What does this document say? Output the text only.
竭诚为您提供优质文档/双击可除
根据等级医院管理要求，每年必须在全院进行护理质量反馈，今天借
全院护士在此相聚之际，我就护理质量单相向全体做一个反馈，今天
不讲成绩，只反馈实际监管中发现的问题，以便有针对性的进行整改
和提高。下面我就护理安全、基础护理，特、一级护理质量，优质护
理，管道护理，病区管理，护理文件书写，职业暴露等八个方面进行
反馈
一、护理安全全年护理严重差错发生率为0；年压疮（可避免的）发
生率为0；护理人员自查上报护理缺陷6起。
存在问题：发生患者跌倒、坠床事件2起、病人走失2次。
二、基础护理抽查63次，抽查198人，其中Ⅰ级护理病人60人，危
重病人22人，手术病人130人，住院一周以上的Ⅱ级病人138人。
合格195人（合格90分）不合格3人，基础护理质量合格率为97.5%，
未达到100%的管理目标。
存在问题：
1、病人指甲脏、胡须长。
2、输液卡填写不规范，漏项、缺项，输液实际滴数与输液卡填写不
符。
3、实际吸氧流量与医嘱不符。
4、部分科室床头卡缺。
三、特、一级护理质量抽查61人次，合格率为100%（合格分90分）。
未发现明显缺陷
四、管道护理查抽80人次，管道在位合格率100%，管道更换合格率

## Directive
Write out each line of the data above again, exactly as given.

## Exercise response
What does this document say? Output the text only.
竭诚为您提供优质文档/双击可除
根据等级医院管理要求，每年必须在全院进行护理质量反馈，今天借
全院护士在此相聚之际，我就护理质量单相向全体做一个反馈，今天
不讲成绩，只反馈实际监管中发现的问题，以便有针对性的进行整改
和提高。下面我就护理安全、基础护理，特、一级护理质量，优质护
理，管道护理，病区管理，护理文件书写，职业暴露等八个方面进行
反馈
一、护理安全全年护理严重差错发生率为0；年压疮（可避免的）发
生率为0；护理人员自查上报护理缺陷6起。
存在问题：发生患者跌倒、坠床事件2起、病人走失2次。
二、基础护理抽查63次，抽查198人，其中Ⅰ级护理病人60人，危
重病人22人，手术病人130人，住院一周以上的Ⅱ级病人138人。
合格195人（合格90分）不合格3人，基础护理质量合格率为97.5%，
未达到100%的管理目标。
存在问题：
1、病人指甲脏、胡须长。
2、输液卡填写不规范，漏项、缺项，输液实际滴数与输液卡填写不
符。
3、实际吸氧流量与医嘱不符。
4、部分科室床头卡缺。
三、特、一级护理质量抽查61人次，合格率为100%（合格分90分）。
未发现明显缺陷
四、管道护理查抽80人次，管道在位合格率100%，管道更换合格率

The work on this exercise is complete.